===== Working data =====

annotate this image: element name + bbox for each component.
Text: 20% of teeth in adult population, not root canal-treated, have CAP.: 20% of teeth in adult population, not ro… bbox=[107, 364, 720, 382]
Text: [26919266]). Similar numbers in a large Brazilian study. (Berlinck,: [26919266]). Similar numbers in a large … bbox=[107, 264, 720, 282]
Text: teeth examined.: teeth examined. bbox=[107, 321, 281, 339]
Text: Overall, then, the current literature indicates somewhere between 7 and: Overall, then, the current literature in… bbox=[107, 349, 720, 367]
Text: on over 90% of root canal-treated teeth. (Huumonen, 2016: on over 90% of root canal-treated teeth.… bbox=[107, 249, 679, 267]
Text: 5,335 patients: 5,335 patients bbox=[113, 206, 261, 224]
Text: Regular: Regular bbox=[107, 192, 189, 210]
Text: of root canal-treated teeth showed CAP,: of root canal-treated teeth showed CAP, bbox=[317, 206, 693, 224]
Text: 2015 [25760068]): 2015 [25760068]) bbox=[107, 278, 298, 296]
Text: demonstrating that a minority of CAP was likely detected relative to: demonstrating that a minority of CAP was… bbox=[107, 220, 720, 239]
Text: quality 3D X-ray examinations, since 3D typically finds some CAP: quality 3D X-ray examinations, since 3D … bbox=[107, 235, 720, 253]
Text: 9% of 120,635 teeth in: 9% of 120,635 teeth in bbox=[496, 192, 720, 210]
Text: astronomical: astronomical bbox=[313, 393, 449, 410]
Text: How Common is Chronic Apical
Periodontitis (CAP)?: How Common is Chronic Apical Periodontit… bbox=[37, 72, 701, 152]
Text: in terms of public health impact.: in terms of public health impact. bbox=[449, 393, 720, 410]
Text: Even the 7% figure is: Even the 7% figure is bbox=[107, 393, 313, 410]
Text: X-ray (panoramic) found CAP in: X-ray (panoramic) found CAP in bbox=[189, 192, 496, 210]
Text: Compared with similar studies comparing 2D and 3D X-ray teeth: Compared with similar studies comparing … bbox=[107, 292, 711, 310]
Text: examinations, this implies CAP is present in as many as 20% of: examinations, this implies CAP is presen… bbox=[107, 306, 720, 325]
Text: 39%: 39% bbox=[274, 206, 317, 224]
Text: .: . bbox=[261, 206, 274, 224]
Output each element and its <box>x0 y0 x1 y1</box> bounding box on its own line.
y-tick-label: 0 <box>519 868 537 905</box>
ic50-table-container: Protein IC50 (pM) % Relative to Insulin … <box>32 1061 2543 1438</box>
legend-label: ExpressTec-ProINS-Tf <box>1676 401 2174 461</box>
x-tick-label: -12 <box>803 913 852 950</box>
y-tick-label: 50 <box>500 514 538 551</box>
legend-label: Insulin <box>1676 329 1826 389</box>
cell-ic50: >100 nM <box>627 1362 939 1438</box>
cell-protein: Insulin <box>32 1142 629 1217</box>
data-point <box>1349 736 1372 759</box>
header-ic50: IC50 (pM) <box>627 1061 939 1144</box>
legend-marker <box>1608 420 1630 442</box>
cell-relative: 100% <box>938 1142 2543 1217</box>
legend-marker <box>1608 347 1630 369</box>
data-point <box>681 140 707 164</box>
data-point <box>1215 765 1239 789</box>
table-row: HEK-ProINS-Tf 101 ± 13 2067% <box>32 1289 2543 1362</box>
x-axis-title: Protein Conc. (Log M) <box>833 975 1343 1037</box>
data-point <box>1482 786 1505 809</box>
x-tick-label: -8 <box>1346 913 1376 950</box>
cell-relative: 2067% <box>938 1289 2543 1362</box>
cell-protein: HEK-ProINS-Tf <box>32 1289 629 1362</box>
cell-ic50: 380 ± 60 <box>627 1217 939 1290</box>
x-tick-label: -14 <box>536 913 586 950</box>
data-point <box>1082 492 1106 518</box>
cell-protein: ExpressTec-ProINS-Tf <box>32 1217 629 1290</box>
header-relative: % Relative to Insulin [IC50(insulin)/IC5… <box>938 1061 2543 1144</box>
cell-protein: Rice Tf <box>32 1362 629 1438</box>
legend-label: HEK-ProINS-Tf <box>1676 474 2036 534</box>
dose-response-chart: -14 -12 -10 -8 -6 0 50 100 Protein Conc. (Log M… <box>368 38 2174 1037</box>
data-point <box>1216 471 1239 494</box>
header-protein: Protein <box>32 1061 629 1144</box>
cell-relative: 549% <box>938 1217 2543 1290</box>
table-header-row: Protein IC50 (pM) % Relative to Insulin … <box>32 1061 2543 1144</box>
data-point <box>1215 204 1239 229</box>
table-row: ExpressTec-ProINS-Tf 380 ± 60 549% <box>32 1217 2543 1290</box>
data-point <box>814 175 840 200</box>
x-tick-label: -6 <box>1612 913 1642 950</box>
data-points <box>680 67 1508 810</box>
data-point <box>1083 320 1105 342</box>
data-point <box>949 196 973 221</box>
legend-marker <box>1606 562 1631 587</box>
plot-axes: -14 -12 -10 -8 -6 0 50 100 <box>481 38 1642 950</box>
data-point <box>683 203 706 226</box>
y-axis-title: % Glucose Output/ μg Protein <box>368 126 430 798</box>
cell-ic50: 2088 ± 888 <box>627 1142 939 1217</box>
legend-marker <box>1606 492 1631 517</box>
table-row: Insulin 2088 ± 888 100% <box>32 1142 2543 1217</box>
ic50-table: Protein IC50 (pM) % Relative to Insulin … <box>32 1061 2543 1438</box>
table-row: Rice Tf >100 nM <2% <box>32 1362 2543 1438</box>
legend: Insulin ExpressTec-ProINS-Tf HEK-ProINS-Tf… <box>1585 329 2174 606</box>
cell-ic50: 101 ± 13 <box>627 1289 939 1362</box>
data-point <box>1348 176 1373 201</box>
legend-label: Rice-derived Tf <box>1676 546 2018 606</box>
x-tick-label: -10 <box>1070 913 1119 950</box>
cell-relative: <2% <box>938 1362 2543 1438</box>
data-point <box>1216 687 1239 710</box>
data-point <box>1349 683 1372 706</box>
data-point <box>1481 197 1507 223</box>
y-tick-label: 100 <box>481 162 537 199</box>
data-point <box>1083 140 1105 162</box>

=====

#### [Task goal]
Return the records exactly, every line included.

#### [Reply to the exercise]
annotate this image: element name + bbox for each component.
Text: 20% of teeth in adult population, not root canal-treated, have CAP.: 20% of teeth in adult population, not ro… bbox=[107, 364, 720, 382]
Text: [26919266]). Similar numbers in a large Brazilian study. (Berlinck,: [26919266]). Similar numbers in a large … bbox=[107, 264, 720, 282]
Text: teeth examined.: teeth examined. bbox=[107, 321, 281, 339]
Text: Overall, then, the current literature indicates somewhere between 7 and: Overall, then, the current literature in… bbox=[107, 349, 720, 367]
Text: on over 90% of root canal-treated teeth. (Huumonen, 2016: on over 90% of root canal-treated teeth.… bbox=[107, 249, 679, 267]
Text: 5,335 patients: 5,335 patients bbox=[113, 206, 261, 224]
Text: Regular: Regular bbox=[107, 192, 189, 210]
Text: of root canal-treated teeth showed CAP,: of root canal-treated teeth showed CAP, bbox=[317, 206, 693, 224]
Text: 2015 [25760068]): 2015 [25760068]) bbox=[107, 278, 298, 296]
Text: demonstrating that a minority of CAP was likely detected relative to: demonstrating that a minority of CAP was… bbox=[107, 220, 720, 239]
Text: quality 3D X-ray examinations, since 3D typically finds some CAP: quality 3D X-ray examinations, since 3D … bbox=[107, 235, 720, 253]
Text: 9% of 120,635 teeth in: 9% of 120,635 teeth in bbox=[496, 192, 720, 210]
Text: astronomical: astronomical bbox=[313, 393, 449, 410]
Text: How Common is Chronic Apical
Periodontitis (CAP)?: How Common is Chronic Apical Periodontit… bbox=[37, 72, 701, 152]
Text: in terms of public health impact.: in terms of public health impact. bbox=[449, 393, 720, 410]
Text: Even the 7% figure is: Even the 7% figure is bbox=[107, 393, 313, 410]
Text: X-ray (panoramic) found CAP in: X-ray (panoramic) found CAP in bbox=[189, 192, 496, 210]
Text: Compared with similar studies comparing 2D and 3D X-ray teeth: Compared with similar studies comparing … bbox=[107, 292, 711, 310]
Text: examinations, this implies CAP is present in as many as 20% of: examinations, this implies CAP is presen… bbox=[107, 306, 720, 325]
Text: 39%: 39% bbox=[274, 206, 317, 224]
Text: .: . bbox=[261, 206, 274, 224]
Output each element and its <box>x0 y0 x1 y1</box> bounding box on its own line.
y-tick-label: 0 <box>519 868 537 905</box>
ic50-table-container: Protein IC50 (pM) % Relative to Insulin … <box>32 1061 2543 1438</box>
legend-label: ExpressTec-ProINS-Tf <box>1676 401 2174 461</box>
x-tick-label: -12 <box>803 913 852 950</box>
y-tick-label: 50 <box>500 514 538 551</box>
legend-label: Insulin <box>1676 329 1826 389</box>
cell-ic50: >100 nM <box>627 1362 939 1438</box>
cell-protein: Insulin <box>32 1142 629 1217</box>
data-point <box>1349 736 1372 759</box>
header-ic50: IC50 (pM) <box>627 1061 939 1144</box>
legend-marker <box>1608 420 1630 442</box>
cell-relative: 100% <box>938 1142 2543 1217</box>
legend-marker <box>1608 347 1630 369</box>
data-point <box>681 140 707 164</box>
data-point <box>1215 765 1239 789</box>
table-row: HEK-ProINS-Tf 101 ± 13 2067% <box>32 1289 2543 1362</box>
x-axis-title: Protein Conc. (Log M) <box>833 975 1343 1037</box>
data-point <box>1482 786 1505 809</box>
x-tick-label: -8 <box>1346 913 1376 950</box>
cell-relative: 2067% <box>938 1289 2543 1362</box>
cell-protein: HEK-ProINS-Tf <box>32 1289 629 1362</box>
cell-ic50: 380 ± 60 <box>627 1217 939 1290</box>
x-tick-label: -14 <box>536 913 586 950</box>
data-point <box>1082 492 1106 518</box>
cell-protein: ExpressTec-ProINS-Tf <box>32 1217 629 1290</box>
header-relative: % Relative to Insulin [IC50(insulin)/IC5… <box>938 1061 2543 1144</box>
cell-protein: Rice Tf <box>32 1362 629 1438</box>
legend-label: HEK-ProINS-Tf <box>1676 474 2036 534</box>
dose-response-chart: -14 -12 -10 -8 -6 0 50 100 Protein Conc. (Log M… <box>368 38 2174 1037</box>
data-point <box>1216 471 1239 494</box>
header-protein: Protein <box>32 1061 629 1144</box>
cell-relative: 549% <box>938 1217 2543 1290</box>
table-header-row: Protein IC50 (pM) % Relative to Insulin … <box>32 1061 2543 1144</box>
data-point <box>1215 204 1239 229</box>
table-row: ExpressTec-ProINS-Tf 380 ± 60 549% <box>32 1217 2543 1290</box>
data-point <box>814 175 840 200</box>
x-tick-label: -6 <box>1612 913 1642 950</box>
data-points <box>680 67 1508 810</box>
data-point <box>1083 320 1105 342</box>
data-point <box>949 196 973 221</box>
legend-marker <box>1606 562 1631 587</box>
plot-axes: -14 -12 -10 -8 -6 0 50 100 <box>481 38 1642 950</box>
data-point <box>683 203 706 226</box>
y-axis-title: % Glucose Output/ μg Protein <box>368 126 430 798</box>
cell-ic50: 2088 ± 888 <box>627 1142 939 1217</box>
legend-marker <box>1606 492 1631 517</box>
table-row: Insulin 2088 ± 888 100% <box>32 1142 2543 1217</box>
ic50-table: Protein IC50 (pM) % Relative to Insulin … <box>32 1061 2543 1438</box>
table-row: Rice Tf >100 nM <2% <box>32 1362 2543 1438</box>
legend: Insulin ExpressTec-ProINS-Tf HEK-ProINS-Tf… <box>1585 329 2174 606</box>
cell-ic50: 101 ± 13 <box>627 1289 939 1362</box>
data-point <box>1348 176 1373 201</box>
legend-label: Rice-derived Tf <box>1676 546 2018 606</box>
x-tick-label: -10 <box>1070 913 1119 950</box>
cell-relative: <2% <box>938 1362 2543 1438</box>
data-point <box>1216 687 1239 710</box>
data-point <box>1349 683 1372 706</box>
data-point <box>1481 197 1507 223</box>
y-tick-label: 100 <box>481 162 537 199</box>
data-point <box>1083 140 1105 162</box>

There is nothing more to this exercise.